SOURCE DATA:
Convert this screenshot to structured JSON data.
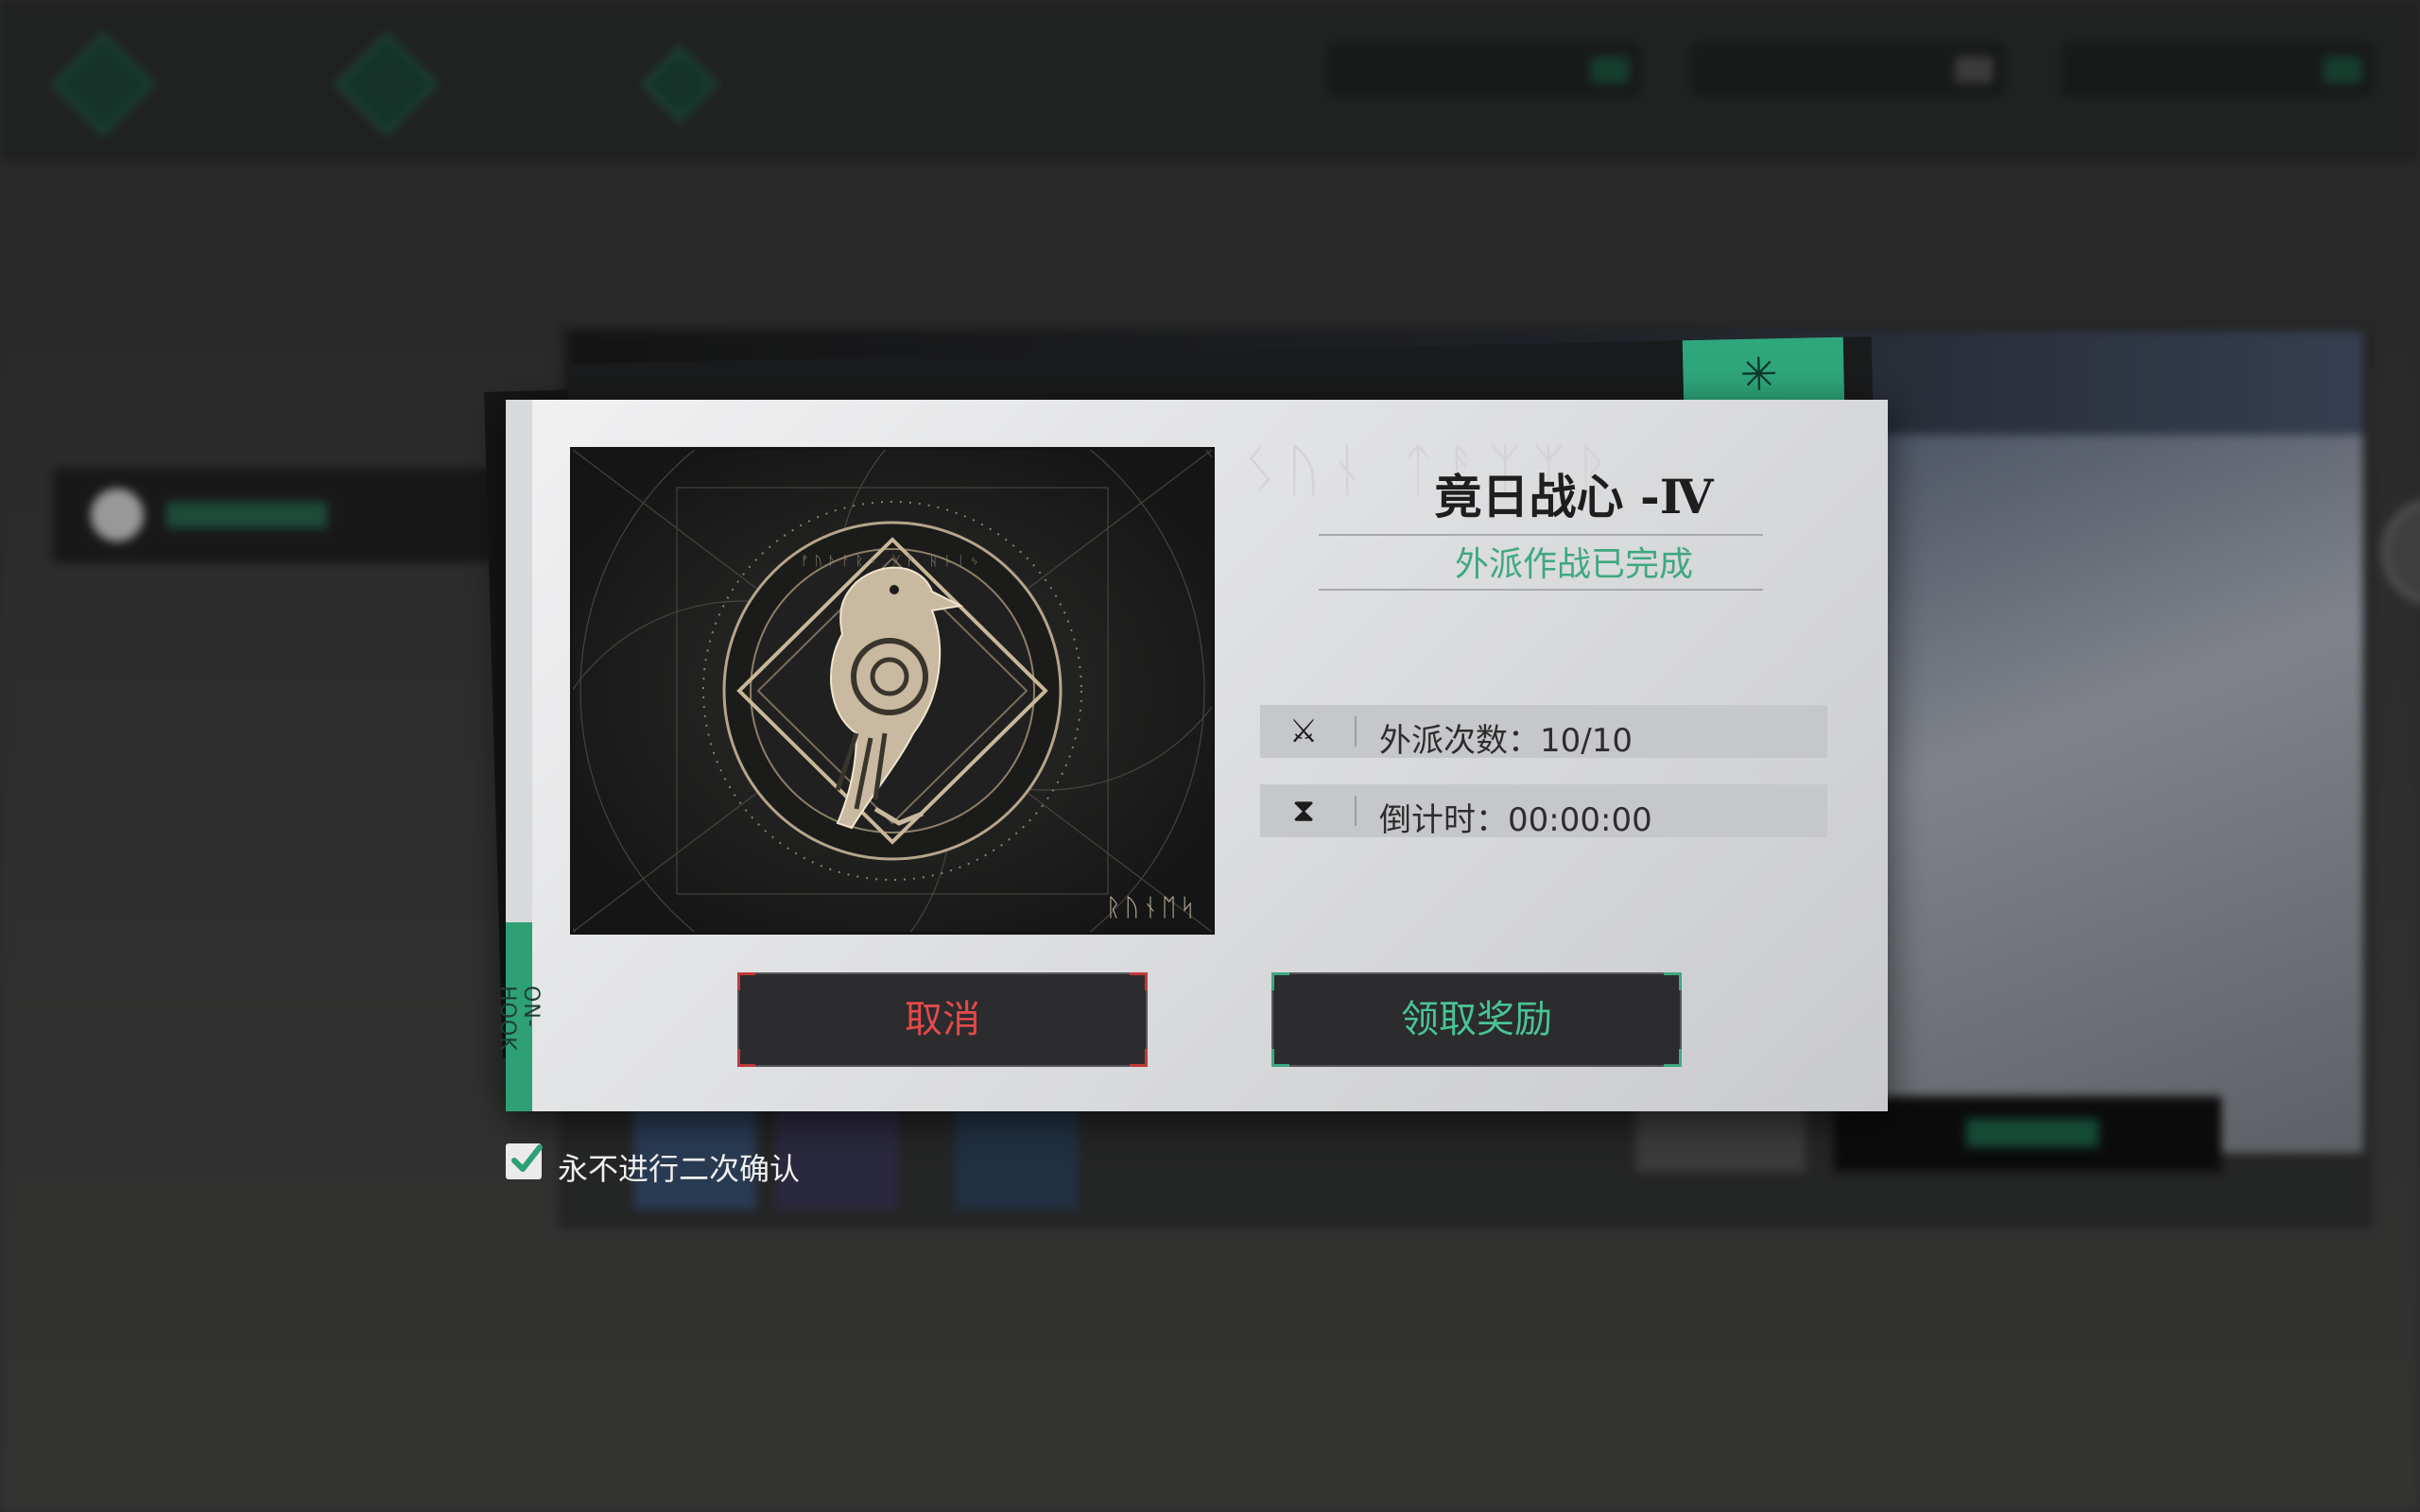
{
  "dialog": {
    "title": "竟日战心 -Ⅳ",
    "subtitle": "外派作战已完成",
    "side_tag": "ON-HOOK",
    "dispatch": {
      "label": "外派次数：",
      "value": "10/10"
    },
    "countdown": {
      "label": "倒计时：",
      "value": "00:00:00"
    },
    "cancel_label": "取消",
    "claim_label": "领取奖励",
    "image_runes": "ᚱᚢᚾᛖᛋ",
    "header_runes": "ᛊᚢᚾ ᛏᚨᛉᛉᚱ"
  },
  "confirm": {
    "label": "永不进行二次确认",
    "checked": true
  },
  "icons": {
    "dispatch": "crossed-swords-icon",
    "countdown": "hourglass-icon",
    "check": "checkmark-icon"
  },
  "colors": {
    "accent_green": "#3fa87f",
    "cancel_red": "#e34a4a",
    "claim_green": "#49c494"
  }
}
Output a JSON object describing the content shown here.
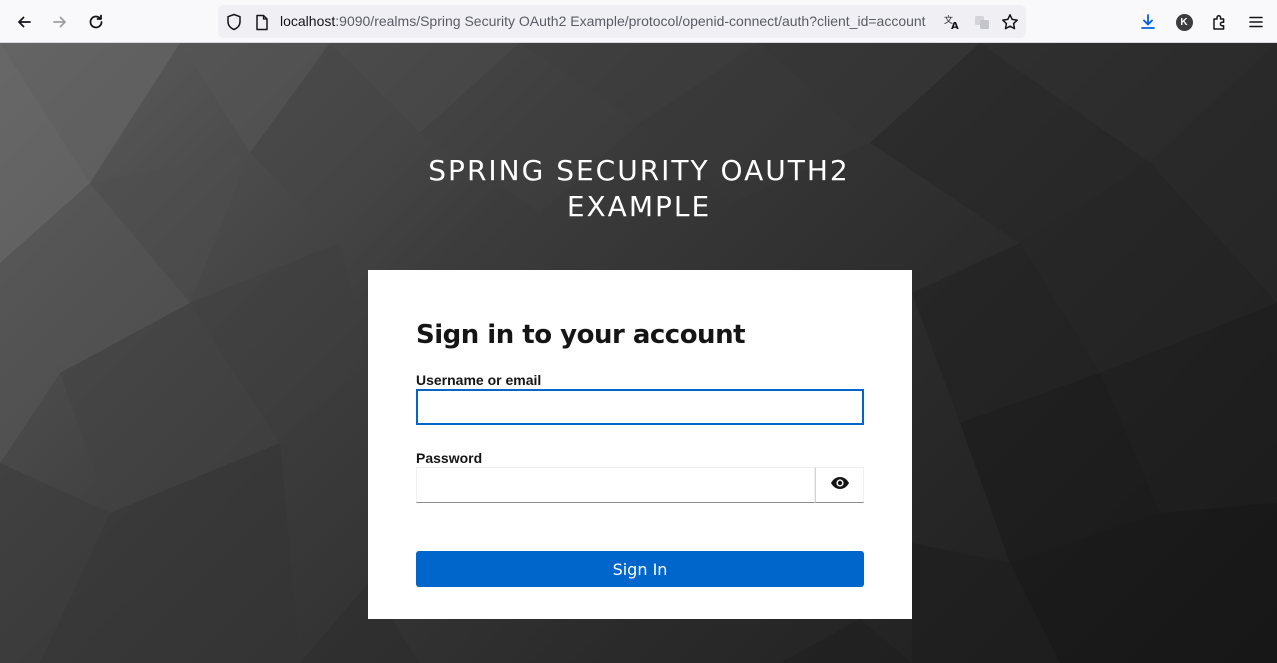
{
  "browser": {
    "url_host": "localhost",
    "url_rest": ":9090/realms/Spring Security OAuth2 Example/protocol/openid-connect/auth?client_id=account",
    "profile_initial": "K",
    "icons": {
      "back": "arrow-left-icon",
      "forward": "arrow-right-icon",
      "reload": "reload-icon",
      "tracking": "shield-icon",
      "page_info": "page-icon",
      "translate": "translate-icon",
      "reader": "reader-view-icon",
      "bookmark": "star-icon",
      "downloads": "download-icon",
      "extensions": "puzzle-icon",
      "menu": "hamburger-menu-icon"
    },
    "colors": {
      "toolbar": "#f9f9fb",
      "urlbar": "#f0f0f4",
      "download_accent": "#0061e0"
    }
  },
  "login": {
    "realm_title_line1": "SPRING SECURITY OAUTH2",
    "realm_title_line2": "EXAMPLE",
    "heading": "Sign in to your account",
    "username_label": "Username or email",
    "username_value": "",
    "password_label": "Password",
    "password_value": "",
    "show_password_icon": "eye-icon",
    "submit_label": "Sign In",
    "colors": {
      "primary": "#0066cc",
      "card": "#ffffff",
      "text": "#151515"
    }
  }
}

AIM:
Every line holding "Sign" should be copied out.

RESULT OF THIS TASK:
    "heading": "Sign in to your account",
    "submit_label": "Sign In",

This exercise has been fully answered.